• [DIRECTIONS FOR THIS TASK] Repeat each record below exactly, dropping the pictures.

(Stored records)
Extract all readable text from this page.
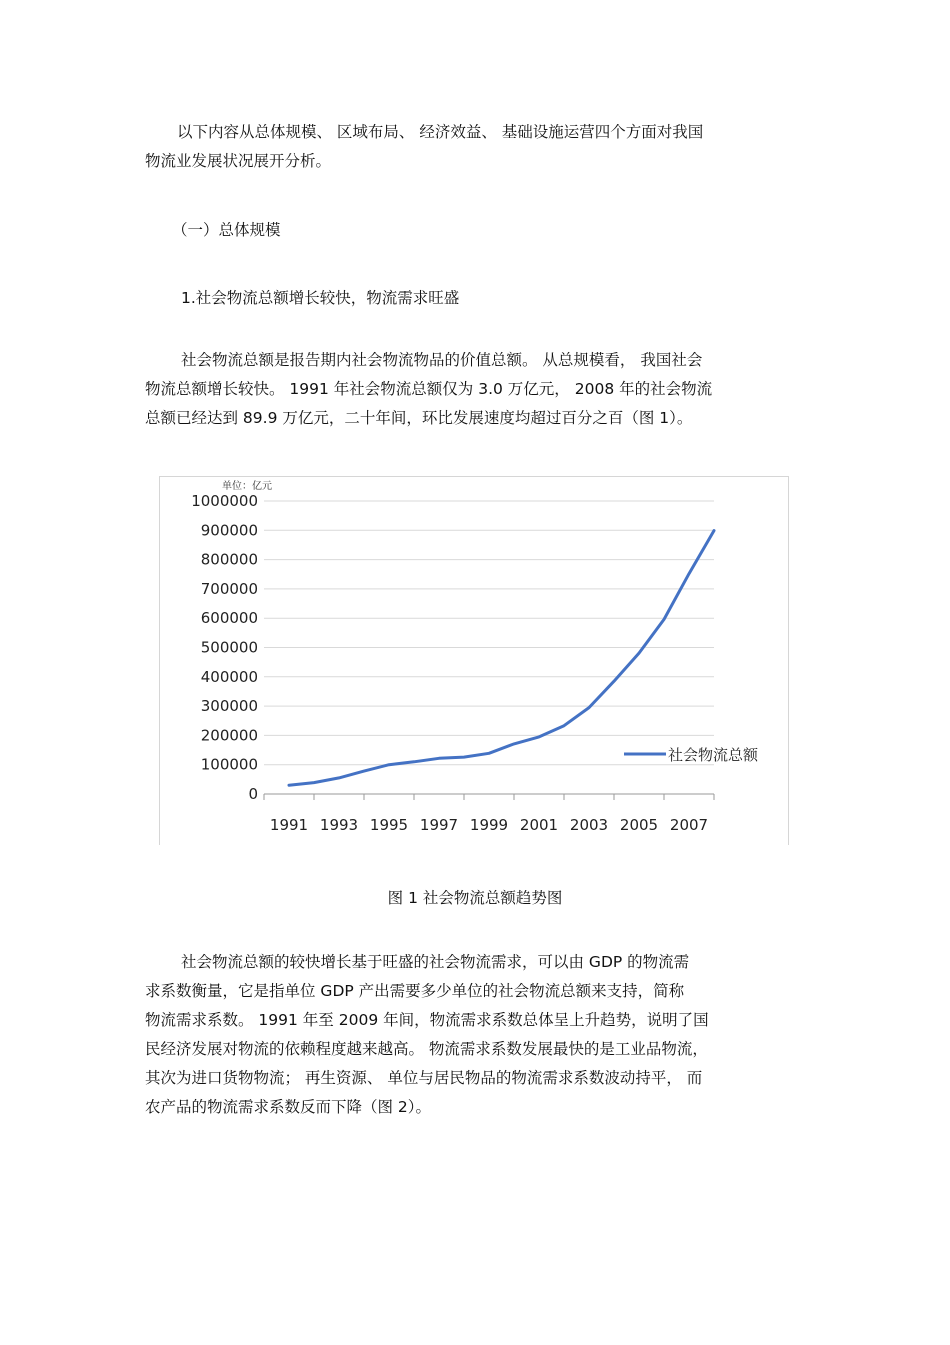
以下内容从总体规模、 区域布局、 经济效益、 基础设施运营四个方面对我国
物流业发展状况展开分析。

（一）总体规模

1.社会物流总额增长较快，物流需求旺盛

社会物流总额是报告期内社会物流物品的价值总额。 从总规模看， 我国社会
物流总额增长较快。 1991 年社会物流总额仅为 3.0 万亿元， 2008 年的社会物流
总额已经达到 89.9 万亿元，二十年间，环比发展速度均超过百分之百（图 1）。

0
100000
200000
300000
400000
500000
600000
700000
800000
900000
1000000
1991 1993 1995 1997 1999 2001 2003 2005 2007
单位：亿元
社会物流总额

图 1 社会物流总额趋势图

社会物流总额的较快增长基于旺盛的社会物流需求，可以由 GDP 的物流需
求系数衡量，它是指单位 GDP 产出需要多少单位的社会物流总额来支持，简称
物流需求系数。 1991 年至 2009 年间，物流需求系数总体呈上升趋势，说明了国
民经济发展对物流的依赖程度越来越高。 物流需求系数发展最快的是工业品物流，
其次为进口货物物流； 再生资源、 单位与居民物品的物流需求系数波动持平， 而
农产品的物流需求系数反而下降（图 2）。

• [FULL RESPONSE]
Extract all readable text from this page.
以下内容从总体规模、 区域布局、 经济效益、 基础设施运营四个方面对我国
物流业发展状况展开分析。

（一）总体规模

1.社会物流总额增长较快，物流需求旺盛

社会物流总额是报告期内社会物流物品的价值总额。 从总规模看， 我国社会
物流总额增长较快。 1991 年社会物流总额仅为 3.0 万亿元， 2008 年的社会物流
总额已经达到 89.9 万亿元，二十年间，环比发展速度均超过百分之百（图 1）。

0
100000
200000
300000
400000
500000
600000
700000
800000
900000
1000000
1991 1993 1995 1997 1999 2001 2003 2005 2007
单位：亿元
社会物流总额

图 1 社会物流总额趋势图

社会物流总额的较快增长基于旺盛的社会物流需求，可以由 GDP 的物流需
求系数衡量，它是指单位 GDP 产出需要多少单位的社会物流总额来支持，简称
物流需求系数。 1991 年至 2009 年间，物流需求系数总体呈上升趋势，说明了国
民经济发展对物流的依赖程度越来越高。 物流需求系数发展最快的是工业品物流，
其次为进口货物物流； 再生资源、 单位与居民物品的物流需求系数波动持平， 而
农产品的物流需求系数反而下降（图 2）。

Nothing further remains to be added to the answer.